As you can see, there are six products in the table carts and exactly six add actions in the table actions. Furthermore, as you can see user with an id=1 bought three products but not at the same time, since there are two sessions; user with an id=3 as well, bought these two products in different times etc...

The SQL statement

SELECT u.user_id, c.session_id, c.cart_id, a.impression_id, a.action_name, u.email
FROM users AS u
INNER JOIN carts AS c ON c.user_id = u.user_id
INNER JOIN actions AS a ON a.session_id = c.session_id
ORDER BY u.user_id, c.session_id, c.cart_id

Results:

+---------+------------+---------+---------------+-------------+-----------------+
| user_id | session_id | cart_id | impression_id | action_name | email           |
+---------+------------+---------+---------------+-------------+-----------------+
| 1       | 1aaaa      | 1       | 1             | ADD         | first@mail.org  |
| 1       | 1aaaa      | 1       | 6             | ADD         | first@mail.org  |
| 1       | 1aaaa      | 4       | 1             | ADD         | first@mail.org  |
| 1       | 1aaaa      | 4       | 6             | ADD         | first@mail.org  |
| 1       | 1cccc      | 6       | 8             | ADD         | first@mail.org  |
| 2       | 2ffff      | 2       | 5             | SENDMAIL    | second@mail.org |
| 2       | 2ffff      | 2       | 2             | ADD         | second@mail.org |
| 3       | 3bbbb      | 5       | 9             | ADD         | third@mail.org  |
| 3       | 3bbbb      | 5       | 10            | SENDMAIL    | third@mail.org  |
| 3       | 3dddd      | 3       | 3             | SENDMAIL    | third@mail.org  |
| 3       | 3dddd      | 3       | 4             | ADD         | third@mail.org  |
| 3       | 3dddd      | 3       | 7             | REMOVE      | third@mail.org  |
+---------+------------+---------+---------------+-------------+-----------------+

Note: There's no guarantee for session uniqueness.

(Updated) Working SQL Fiddle


UPDATE: (Finding and deleting duplicates)

I've updated the SQL Fiddle in order to simulate duplicate records (when user added the same product within the same session). With the following statement you'll be able to retrieve those duplicated rows.

SELECT c.card_id, c.user_id, c.product_id, c.session_id, a.action_name, a.impression_id
FROM cards As c
INNER JOIN actions AS a ON a.session_id = c.session_id
GROUP BY c.user_id, c.product_id, c.session_id, a.action_name
HAVING count(*) > 1

Results:

+---------+------------+------------+------------+-------------+-----------------+
| card_id | user_id    | product_id | session_id | action_name | impression_id   |
+---------+------------+------------+------------+-------------+-----------------+
| 1       | 1          | 5          | 1aaaa      | ADD         | 1               |
| 6       | 1          | 6          | 1cccc      | ADD         | 8               |
+---------+------------+------------+------------+-------------+-----------------+

In the SELECT part of the statement above you may omit everything except card_id and impression_id. Deleting these two duplicates in one statement is a bit tricky since you can't modify the same table selected in a sub-query within the same query. I would avoid the tricky part in this case (which involves another inner sub-query) and would delete duplicates using separate statements as following

-- delete duplicates from cards
--
DELETE FROM WHERE card_id IN (1,6)

Data provided:
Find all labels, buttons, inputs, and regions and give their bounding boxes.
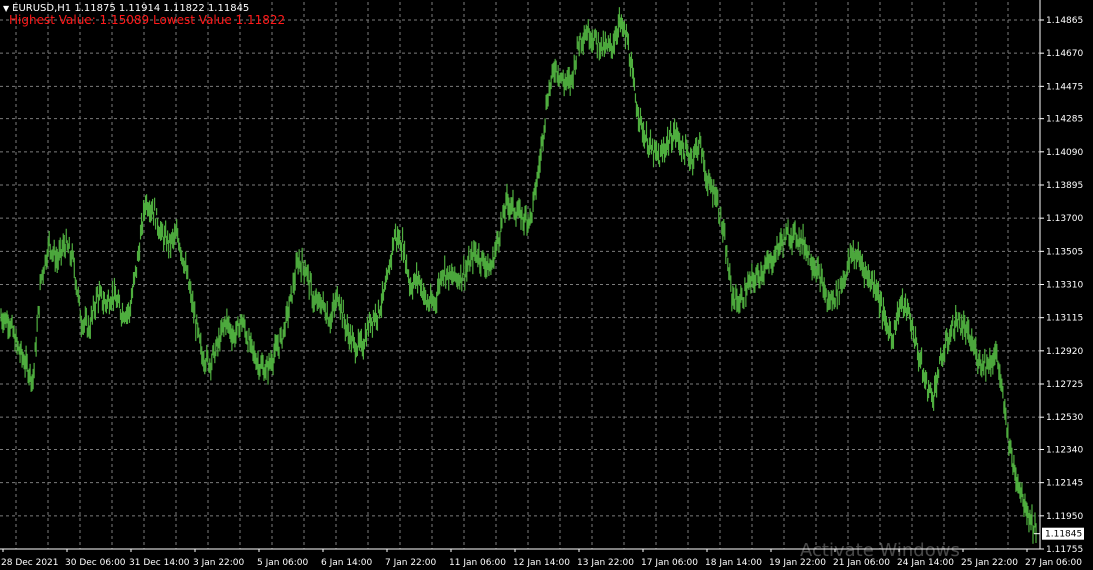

Instructions to follow: Please retype the part of the SQL excerpt starting with "In the SELECT" and going on through "card_id IN (1,6)". This data comes from a separate source.

Full solution:
In the SELECT part of the statement above you may omit everything except card_id and impression_id. Deleting these two duplicates in one statement is a bit tricky since you can't modify the same table selected in a sub-query within the same query. I would avoid the tricky part in this case (which involves another inner sub-query) and would delete duplicates using separate statements as following

-- delete duplicates from cards
--
DELETE FROM WHERE card_id IN (1,6)